* [TO DO]:
Reproduce the full listing below unchanged, apart from the pictures.

* [EXERCISE MATERIAL]:

* start *

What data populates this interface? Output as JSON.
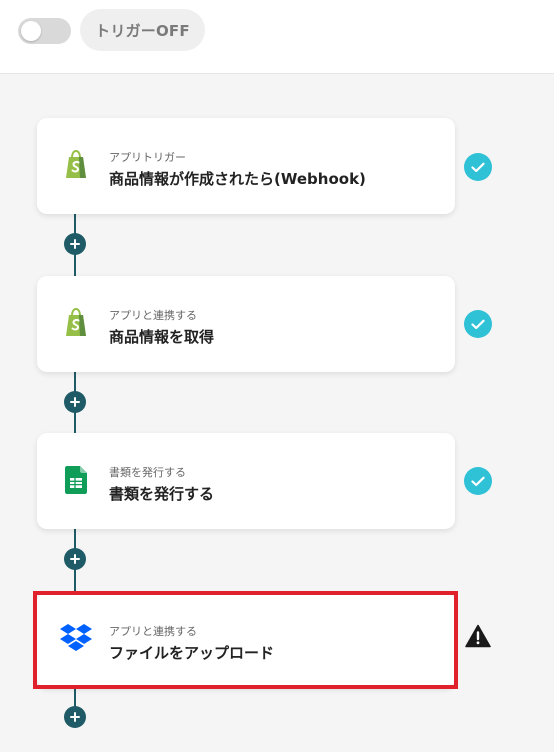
{
  "header": {
    "toggle_state": "off",
    "trigger_label": "トリガーOFF"
  },
  "flow": {
    "steps": [
      {
        "subtitle": "アプリトリガー",
        "title": "商品情報が作成されたら(Webhook)",
        "icon": "shopify-icon",
        "status": "complete"
      },
      {
        "subtitle": "アプリと連携する",
        "title": "商品情報を取得",
        "icon": "shopify-icon",
        "status": "complete"
      },
      {
        "subtitle": "書類を発行する",
        "title": "書類を発行する",
        "icon": "google-sheets-icon",
        "status": "complete"
      },
      {
        "subtitle": "アプリと連携する",
        "title": "ファイルをアップロード",
        "icon": "dropbox-icon",
        "status": "warning"
      }
    ]
  },
  "colors": {
    "connector": "#1f5b66",
    "check": "#2fc1d6",
    "highlight": "#e0202a",
    "shopify": "#95bf47",
    "sheets": "#0f9d58",
    "dropbox": "#0061fe"
  }
}
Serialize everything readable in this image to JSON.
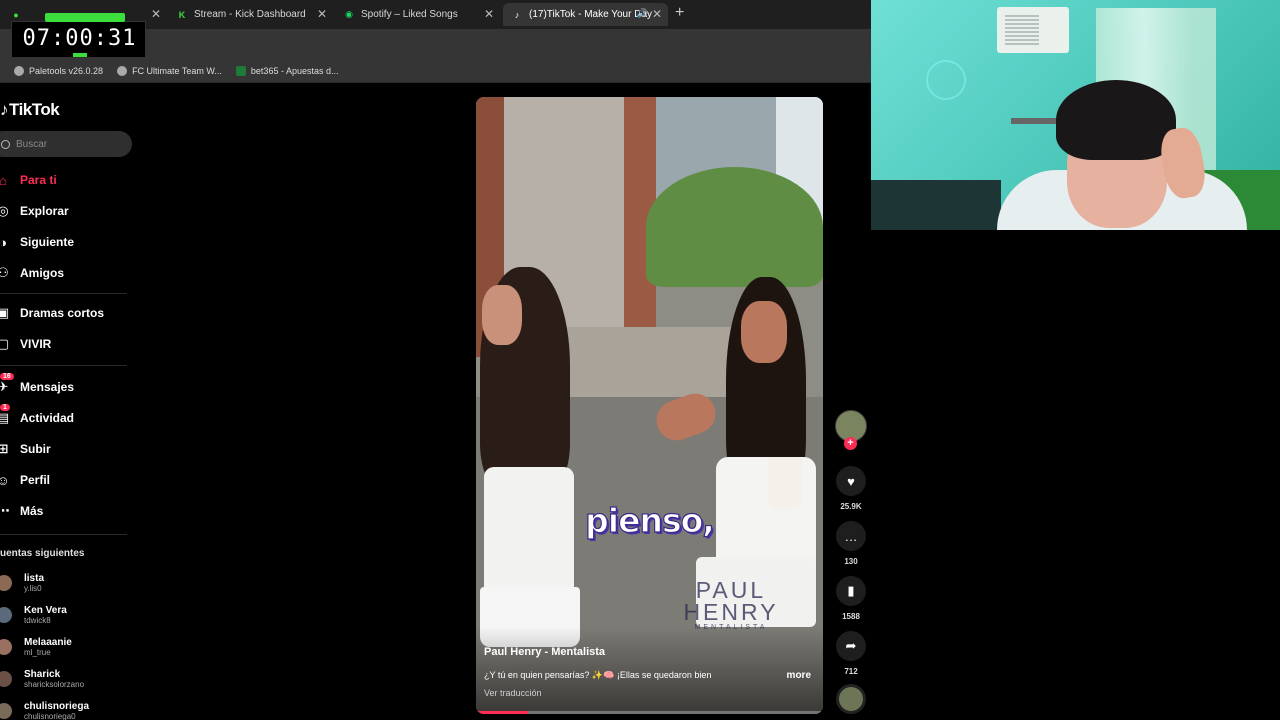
{
  "browser": {
    "tabs": [
      {
        "title": "",
        "icon": "kick-live-icon",
        "color": "#3cde3c"
      },
      {
        "title": "Stream - Kick Dashboard",
        "icon": "kick-icon",
        "color": "#3cde3c"
      },
      {
        "title": "Spotify – Liked Songs",
        "icon": "spotify-icon",
        "color": "#1ed760"
      },
      {
        "title": "(17)TikTok - Make Your Day",
        "icon": "tiktok-icon",
        "color": "#ffffff"
      }
    ],
    "bookmarks": [
      {
        "label": "Paletools v26.0.28"
      },
      {
        "label": "FC Ultimate Team W..."
      },
      {
        "label": "bet365 - Apuestas d..."
      }
    ]
  },
  "stream": {
    "timer": "07:00:31"
  },
  "sidebar": {
    "logo": "TikTok",
    "search_placeholder": "Buscar",
    "nav": [
      {
        "label": "Para ti",
        "icon": "home-icon",
        "active": true
      },
      {
        "label": "Explorar",
        "icon": "compass-icon"
      },
      {
        "label": "Siguiente",
        "icon": "following-icon"
      },
      {
        "label": "Amigos",
        "icon": "friends-icon"
      },
      {
        "label": "Dramas cortos",
        "icon": "drama-icon"
      },
      {
        "label": "VIVIR",
        "icon": "live-icon"
      },
      {
        "label": "Mensajes",
        "icon": "messages-icon",
        "badge": "16"
      },
      {
        "label": "Actividad",
        "icon": "activity-icon",
        "badge": "1"
      },
      {
        "label": "Subir",
        "icon": "upload-icon"
      },
      {
        "label": "Perfil",
        "icon": "profile-icon"
      },
      {
        "label": "Más",
        "icon": "more-icon"
      }
    ],
    "following_title": "uentas siguientes",
    "following": [
      {
        "name": "lista",
        "handle": "y.lis0"
      },
      {
        "name": "Ken Vera",
        "handle": "tdwick8"
      },
      {
        "name": "Melaaanie",
        "handle": "ml_true"
      },
      {
        "name": "Sharick",
        "handle": "sharicksolorzano"
      },
      {
        "name": "chulisnoriega",
        "handle": "chulisnoriega0"
      }
    ]
  },
  "video": {
    "caption_overlay": "pienso,",
    "watermark_main": "PAUL HENRY",
    "watermark_sub": "MENTALISTA",
    "author": "Paul Henry - Mentalista",
    "description": "¿Y tú en quien pensarías? ✨🧠 ¡Ellas se quedaron bien",
    "more_label": "more",
    "translate_label": "Ver traducción",
    "progress": 0.15,
    "accent": "#fe2c55"
  },
  "actions": {
    "likes": "25.9K",
    "comments": "130",
    "saves": "1588",
    "shares": "712"
  }
}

* end *

* [CORRECT ANSWER]:
What data populates this interface? Output as JSON.
{
  "header": {
    "toggle_state": "off",
    "trigger_label": "トリガーOFF"
  },
  "flow": {
    "steps": [
      {
        "subtitle": "アプリトリガー",
        "title": "商品情報が作成されたら(Webhook)",
        "icon": "shopify-icon",
        "status": "complete"
      },
      {
        "subtitle": "アプリと連携する",
        "title": "商品情報を取得",
        "icon": "shopify-icon",
        "status": "complete"
      },
      {
        "subtitle": "書類を発行する",
        "title": "書類を発行する",
        "icon": "google-sheets-icon",
        "status": "complete"
      },
      {
        "subtitle": "アプリと連携する",
        "title": "ファイルをアップロード",
        "icon": "dropbox-icon",
        "status": "warning"
      }
    ]
  },
  "colors": {
    "connector": "#1f5b66",
    "check": "#2fc1d6",
    "highlight": "#e0202a",
    "shopify": "#95bf47",
    "sheets": "#0f9d58",
    "dropbox": "#0061fe"
  }
}
Serialize everything readable in this image to JSON.
{
  "browser": {
    "tabs": [
      {
        "title": "",
        "icon": "kick-live-icon",
        "color": "#3cde3c"
      },
      {
        "title": "Stream - Kick Dashboard",
        "icon": "kick-icon",
        "color": "#3cde3c"
      },
      {
        "title": "Spotify – Liked Songs",
        "icon": "spotify-icon",
        "color": "#1ed760"
      },
      {
        "title": "(17)TikTok - Make Your Day",
        "icon": "tiktok-icon",
        "color": "#ffffff"
      }
    ],
    "bookmarks": [
      {
        "label": "Paletools v26.0.28"
      },
      {
        "label": "FC Ultimate Team W..."
      },
      {
        "label": "bet365 - Apuestas d..."
      }
    ]
  },
  "stream": {
    "timer": "07:00:31"
  },
  "sidebar": {
    "logo": "TikTok",
    "search_placeholder": "Buscar",
    "nav": [
      {
        "label": "Para ti",
        "icon": "home-icon",
        "active": true
      },
      {
        "label": "Explorar",
        "icon": "compass-icon"
      },
      {
        "label": "Siguiente",
        "icon": "following-icon"
      },
      {
        "label": "Amigos",
        "icon": "friends-icon"
      },
      {
        "label": "Dramas cortos",
        "icon": "drama-icon"
      },
      {
        "label": "VIVIR",
        "icon": "live-icon"
      },
      {
        "label": "Mensajes",
        "icon": "messages-icon",
        "badge": "16"
      },
      {
        "label": "Actividad",
        "icon": "activity-icon",
        "badge": "1"
      },
      {
        "label": "Subir",
        "icon": "upload-icon"
      },
      {
        "label": "Perfil",
        "icon": "profile-icon"
      },
      {
        "label": "Más",
        "icon": "more-icon"
      }
    ],
    "following_title": "uentas siguientes",
    "following": [
      {
        "name": "lista",
        "handle": "y.lis0"
      },
      {
        "name": "Ken Vera",
        "handle": "tdwick8"
      },
      {
        "name": "Melaaanie",
        "handle": "ml_true"
      },
      {
        "name": "Sharick",
        "handle": "sharicksolorzano"
      },
      {
        "name": "chulisnoriega",
        "handle": "chulisnoriega0"
      }
    ]
  },
  "video": {
    "caption_overlay": "pienso,",
    "watermark_main": "PAUL HENRY",
    "watermark_sub": "MENTALISTA",
    "author": "Paul Henry - Mentalista",
    "description": "¿Y tú en quien pensarías? ✨🧠 ¡Ellas se quedaron bien",
    "more_label": "more",
    "translate_label": "Ver traducción",
    "progress": 0.15,
    "accent": "#fe2c55"
  },
  "actions": {
    "likes": "25.9K",
    "comments": "130",
    "saves": "1588",
    "shares": "712"
  }
}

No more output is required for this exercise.